Collection entries:
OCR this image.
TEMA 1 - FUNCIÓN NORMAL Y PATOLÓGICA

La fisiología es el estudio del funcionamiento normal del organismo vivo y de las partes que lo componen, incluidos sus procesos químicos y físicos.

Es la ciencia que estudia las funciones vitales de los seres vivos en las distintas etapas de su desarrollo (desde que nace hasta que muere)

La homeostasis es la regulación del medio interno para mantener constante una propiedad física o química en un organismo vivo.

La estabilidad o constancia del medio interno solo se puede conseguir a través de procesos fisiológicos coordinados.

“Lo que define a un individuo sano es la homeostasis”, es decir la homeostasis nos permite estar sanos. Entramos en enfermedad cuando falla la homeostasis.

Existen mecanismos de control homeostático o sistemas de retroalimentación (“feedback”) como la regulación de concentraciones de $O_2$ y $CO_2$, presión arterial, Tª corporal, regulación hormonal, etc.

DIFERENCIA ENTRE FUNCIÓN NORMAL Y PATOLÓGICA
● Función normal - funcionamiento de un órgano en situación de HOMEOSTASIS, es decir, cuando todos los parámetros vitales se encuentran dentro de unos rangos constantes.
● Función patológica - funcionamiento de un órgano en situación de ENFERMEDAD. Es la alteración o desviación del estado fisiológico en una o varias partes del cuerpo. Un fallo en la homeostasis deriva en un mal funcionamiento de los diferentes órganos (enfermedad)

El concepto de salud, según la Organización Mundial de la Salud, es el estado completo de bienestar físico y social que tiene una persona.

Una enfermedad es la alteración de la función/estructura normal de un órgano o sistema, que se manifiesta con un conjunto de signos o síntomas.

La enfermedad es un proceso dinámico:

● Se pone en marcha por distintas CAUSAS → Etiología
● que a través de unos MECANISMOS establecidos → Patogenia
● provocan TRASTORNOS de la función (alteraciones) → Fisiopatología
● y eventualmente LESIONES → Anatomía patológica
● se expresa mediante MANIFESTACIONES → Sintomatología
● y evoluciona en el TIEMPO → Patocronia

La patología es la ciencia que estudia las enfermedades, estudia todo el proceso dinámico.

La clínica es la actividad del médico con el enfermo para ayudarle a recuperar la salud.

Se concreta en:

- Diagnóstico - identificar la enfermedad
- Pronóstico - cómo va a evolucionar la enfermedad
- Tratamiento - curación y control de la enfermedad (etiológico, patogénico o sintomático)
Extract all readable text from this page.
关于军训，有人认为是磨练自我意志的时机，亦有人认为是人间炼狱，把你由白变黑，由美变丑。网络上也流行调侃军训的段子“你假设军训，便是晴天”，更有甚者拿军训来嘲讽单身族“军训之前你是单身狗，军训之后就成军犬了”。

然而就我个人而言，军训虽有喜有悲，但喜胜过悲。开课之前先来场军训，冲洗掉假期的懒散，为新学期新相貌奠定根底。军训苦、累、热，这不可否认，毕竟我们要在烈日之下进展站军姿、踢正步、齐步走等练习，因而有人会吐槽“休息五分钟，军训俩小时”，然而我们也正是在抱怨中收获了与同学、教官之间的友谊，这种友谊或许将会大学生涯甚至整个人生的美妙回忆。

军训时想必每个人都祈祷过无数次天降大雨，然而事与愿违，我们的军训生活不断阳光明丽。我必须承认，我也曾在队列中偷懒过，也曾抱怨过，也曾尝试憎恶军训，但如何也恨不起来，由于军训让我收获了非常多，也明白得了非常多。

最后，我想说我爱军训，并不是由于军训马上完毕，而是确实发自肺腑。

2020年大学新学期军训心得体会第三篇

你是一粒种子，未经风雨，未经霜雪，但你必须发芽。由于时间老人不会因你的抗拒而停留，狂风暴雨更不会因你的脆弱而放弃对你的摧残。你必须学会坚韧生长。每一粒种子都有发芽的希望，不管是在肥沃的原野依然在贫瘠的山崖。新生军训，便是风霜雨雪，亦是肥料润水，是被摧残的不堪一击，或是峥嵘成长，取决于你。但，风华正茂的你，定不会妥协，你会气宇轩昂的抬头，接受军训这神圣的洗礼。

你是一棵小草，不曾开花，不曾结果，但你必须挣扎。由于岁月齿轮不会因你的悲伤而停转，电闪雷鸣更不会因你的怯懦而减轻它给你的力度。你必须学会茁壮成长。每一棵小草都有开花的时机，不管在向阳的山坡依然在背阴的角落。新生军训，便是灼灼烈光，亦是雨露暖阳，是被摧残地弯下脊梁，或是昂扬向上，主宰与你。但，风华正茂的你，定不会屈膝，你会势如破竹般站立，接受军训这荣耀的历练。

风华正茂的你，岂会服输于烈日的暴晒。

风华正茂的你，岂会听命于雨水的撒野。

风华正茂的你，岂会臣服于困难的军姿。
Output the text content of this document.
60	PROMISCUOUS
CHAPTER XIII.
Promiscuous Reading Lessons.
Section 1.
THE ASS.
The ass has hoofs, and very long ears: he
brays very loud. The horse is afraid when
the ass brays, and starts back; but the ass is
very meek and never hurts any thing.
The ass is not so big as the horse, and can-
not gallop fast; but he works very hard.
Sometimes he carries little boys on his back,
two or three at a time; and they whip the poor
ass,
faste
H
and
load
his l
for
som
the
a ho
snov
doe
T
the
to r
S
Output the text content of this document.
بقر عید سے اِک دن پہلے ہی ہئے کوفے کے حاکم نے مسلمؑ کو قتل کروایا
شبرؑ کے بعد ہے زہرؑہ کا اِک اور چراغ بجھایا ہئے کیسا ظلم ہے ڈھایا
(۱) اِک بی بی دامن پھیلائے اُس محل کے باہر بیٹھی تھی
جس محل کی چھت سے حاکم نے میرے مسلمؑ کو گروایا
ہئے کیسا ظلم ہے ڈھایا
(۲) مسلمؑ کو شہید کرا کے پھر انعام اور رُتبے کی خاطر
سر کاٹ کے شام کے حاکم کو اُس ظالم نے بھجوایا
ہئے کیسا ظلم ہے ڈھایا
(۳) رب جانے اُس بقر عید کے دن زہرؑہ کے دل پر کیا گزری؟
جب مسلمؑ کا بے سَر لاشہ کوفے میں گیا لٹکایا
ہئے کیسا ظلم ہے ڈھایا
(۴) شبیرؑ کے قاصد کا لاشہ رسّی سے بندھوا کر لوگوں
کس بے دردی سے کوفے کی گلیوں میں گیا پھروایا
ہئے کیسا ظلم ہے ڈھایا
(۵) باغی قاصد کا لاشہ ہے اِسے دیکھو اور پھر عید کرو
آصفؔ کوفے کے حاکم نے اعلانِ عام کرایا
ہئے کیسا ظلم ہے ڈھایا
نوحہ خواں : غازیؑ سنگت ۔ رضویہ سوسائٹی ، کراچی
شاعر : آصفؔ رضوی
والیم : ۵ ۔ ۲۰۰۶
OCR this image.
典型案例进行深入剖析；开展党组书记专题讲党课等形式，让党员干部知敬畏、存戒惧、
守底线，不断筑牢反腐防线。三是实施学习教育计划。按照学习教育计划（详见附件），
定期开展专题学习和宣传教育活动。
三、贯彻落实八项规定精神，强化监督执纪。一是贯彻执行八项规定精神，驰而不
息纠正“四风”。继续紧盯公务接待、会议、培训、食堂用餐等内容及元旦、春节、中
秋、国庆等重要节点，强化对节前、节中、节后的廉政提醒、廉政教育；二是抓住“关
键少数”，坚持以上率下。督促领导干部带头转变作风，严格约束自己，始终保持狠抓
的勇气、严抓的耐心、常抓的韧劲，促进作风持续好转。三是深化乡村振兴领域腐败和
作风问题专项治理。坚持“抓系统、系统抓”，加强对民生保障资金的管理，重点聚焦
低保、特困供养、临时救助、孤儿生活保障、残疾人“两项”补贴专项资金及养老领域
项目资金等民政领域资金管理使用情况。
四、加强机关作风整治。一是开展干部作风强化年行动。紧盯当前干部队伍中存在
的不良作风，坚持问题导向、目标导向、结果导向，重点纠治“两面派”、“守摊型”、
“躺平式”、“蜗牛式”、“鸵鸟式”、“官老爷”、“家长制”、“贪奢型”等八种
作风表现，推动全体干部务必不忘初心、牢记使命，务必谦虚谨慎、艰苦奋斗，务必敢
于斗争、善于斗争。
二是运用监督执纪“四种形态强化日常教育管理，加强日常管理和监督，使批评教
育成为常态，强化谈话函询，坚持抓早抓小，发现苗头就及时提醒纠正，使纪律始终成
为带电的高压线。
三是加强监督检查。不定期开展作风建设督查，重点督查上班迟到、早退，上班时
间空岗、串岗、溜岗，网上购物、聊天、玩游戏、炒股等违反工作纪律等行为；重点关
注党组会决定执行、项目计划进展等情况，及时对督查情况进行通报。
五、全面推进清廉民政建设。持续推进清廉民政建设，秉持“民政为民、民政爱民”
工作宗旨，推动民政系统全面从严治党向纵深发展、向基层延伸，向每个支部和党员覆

**What needs to be done**
Identify each line in the records above containing the word "través"; copy those lines.

**Result for this exercise**
La estabilidad o constancia del medio interno solo se puede conseguir a través de procesos fisiológicos coordinados.
● que a través de unos MECANISMOS establecidos → Patogenia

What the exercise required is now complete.